[Job] Nothing should be left out: output all of the entries exactly.

[Records shown]

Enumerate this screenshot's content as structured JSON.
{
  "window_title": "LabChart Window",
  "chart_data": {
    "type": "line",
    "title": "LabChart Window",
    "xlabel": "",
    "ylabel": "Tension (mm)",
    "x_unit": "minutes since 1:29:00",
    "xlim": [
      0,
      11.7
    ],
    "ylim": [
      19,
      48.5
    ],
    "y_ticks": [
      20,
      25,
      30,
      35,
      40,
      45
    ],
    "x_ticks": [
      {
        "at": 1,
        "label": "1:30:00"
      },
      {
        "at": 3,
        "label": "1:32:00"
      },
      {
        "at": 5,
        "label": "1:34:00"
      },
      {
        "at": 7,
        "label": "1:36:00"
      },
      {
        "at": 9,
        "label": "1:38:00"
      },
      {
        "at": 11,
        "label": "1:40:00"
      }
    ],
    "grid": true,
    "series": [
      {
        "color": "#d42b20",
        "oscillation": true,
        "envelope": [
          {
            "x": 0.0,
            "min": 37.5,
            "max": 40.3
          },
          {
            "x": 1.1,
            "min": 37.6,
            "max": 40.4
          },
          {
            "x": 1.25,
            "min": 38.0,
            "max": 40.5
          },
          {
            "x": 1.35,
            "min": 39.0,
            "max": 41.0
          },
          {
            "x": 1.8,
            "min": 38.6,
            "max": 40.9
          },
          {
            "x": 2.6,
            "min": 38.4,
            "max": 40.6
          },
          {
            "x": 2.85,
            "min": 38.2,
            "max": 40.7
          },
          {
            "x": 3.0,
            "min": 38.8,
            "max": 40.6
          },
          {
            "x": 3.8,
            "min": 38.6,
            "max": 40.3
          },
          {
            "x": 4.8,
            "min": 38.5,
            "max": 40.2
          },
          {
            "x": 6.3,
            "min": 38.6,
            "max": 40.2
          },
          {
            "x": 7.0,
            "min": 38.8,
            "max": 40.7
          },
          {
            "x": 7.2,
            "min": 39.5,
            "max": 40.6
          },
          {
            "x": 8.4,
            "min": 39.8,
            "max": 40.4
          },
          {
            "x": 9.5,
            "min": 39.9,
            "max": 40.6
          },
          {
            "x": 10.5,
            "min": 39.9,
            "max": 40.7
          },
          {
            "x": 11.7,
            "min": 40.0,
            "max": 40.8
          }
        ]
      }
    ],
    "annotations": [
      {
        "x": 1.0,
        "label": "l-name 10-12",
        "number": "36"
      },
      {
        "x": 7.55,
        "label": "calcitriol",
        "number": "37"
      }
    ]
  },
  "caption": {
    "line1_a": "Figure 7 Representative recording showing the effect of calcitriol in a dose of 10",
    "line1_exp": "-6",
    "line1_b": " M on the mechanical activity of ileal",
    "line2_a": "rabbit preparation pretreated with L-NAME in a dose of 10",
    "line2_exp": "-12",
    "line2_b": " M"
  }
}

[Written answer]
Enumerate this screenshot's content as structured JSON.
{
  "window_title": "LabChart Window",
  "chart_data": {
    "type": "line",
    "title": "LabChart Window",
    "xlabel": "",
    "ylabel": "Tension (mm)",
    "x_unit": "minutes since 1:29:00",
    "xlim": [
      0,
      11.7
    ],
    "ylim": [
      19,
      48.5
    ],
    "y_ticks": [
      20,
      25,
      30,
      35,
      40,
      45
    ],
    "x_ticks": [
      {
        "at": 1,
        "label": "1:30:00"
      },
      {
        "at": 3,
        "label": "1:32:00"
      },
      {
        "at": 5,
        "label": "1:34:00"
      },
      {
        "at": 7,
        "label": "1:36:00"
      },
      {
        "at": 9,
        "label": "1:38:00"
      },
      {
        "at": 11,
        "label": "1:40:00"
      }
    ],
    "grid": true,
    "series": [
      {
        "color": "#d42b20",
        "oscillation": true,
        "envelope": [
          {
            "x": 0.0,
            "min": 37.5,
            "max": 40.3
          },
          {
            "x": 1.1,
            "min": 37.6,
            "max": 40.4
          },
          {
            "x": 1.25,
            "min": 38.0,
            "max": 40.5
          },
          {
            "x": 1.35,
            "min": 39.0,
            "max": 41.0
          },
          {
            "x": 1.8,
            "min": 38.6,
            "max": 40.9
          },
          {
            "x": 2.6,
            "min": 38.4,
            "max": 40.6
          },
          {
            "x": 2.85,
            "min": 38.2,
            "max": 40.7
          },
          {
            "x": 3.0,
            "min": 38.8,
            "max": 40.6
          },
          {
            "x": 3.8,
            "min": 38.6,
            "max": 40.3
          },
          {
            "x": 4.8,
            "min": 38.5,
            "max": 40.2
          },
          {
            "x": 6.3,
            "min": 38.6,
            "max": 40.2
          },
          {
            "x": 7.0,
            "min": 38.8,
            "max": 40.7
          },
          {
            "x": 7.2,
            "min": 39.5,
            "max": 40.6
          },
          {
            "x": 8.4,
            "min": 39.8,
            "max": 40.4
          },
          {
            "x": 9.5,
            "min": 39.9,
            "max": 40.6
          },
          {
            "x": 10.5,
            "min": 39.9,
            "max": 40.7
          },
          {
            "x": 11.7,
            "min": 40.0,
            "max": 40.8
          }
        ]
      }
    ],
    "annotations": [
      {
        "x": 1.0,
        "label": "l-name 10-12",
        "number": "36"
      },
      {
        "x": 7.55,
        "label": "calcitriol",
        "number": "37"
      }
    ]
  },
  "caption": {
    "line1_a": "Figure 7 Representative recording showing the effect of calcitriol in a dose of 10",
    "line1_exp": "-6",
    "line1_b": " M on the mechanical activity of ileal",
    "line2_a": "rabbit preparation pretreated with L-NAME in a dose of 10",
    "line2_exp": "-12",
    "line2_b": " M"
  }
}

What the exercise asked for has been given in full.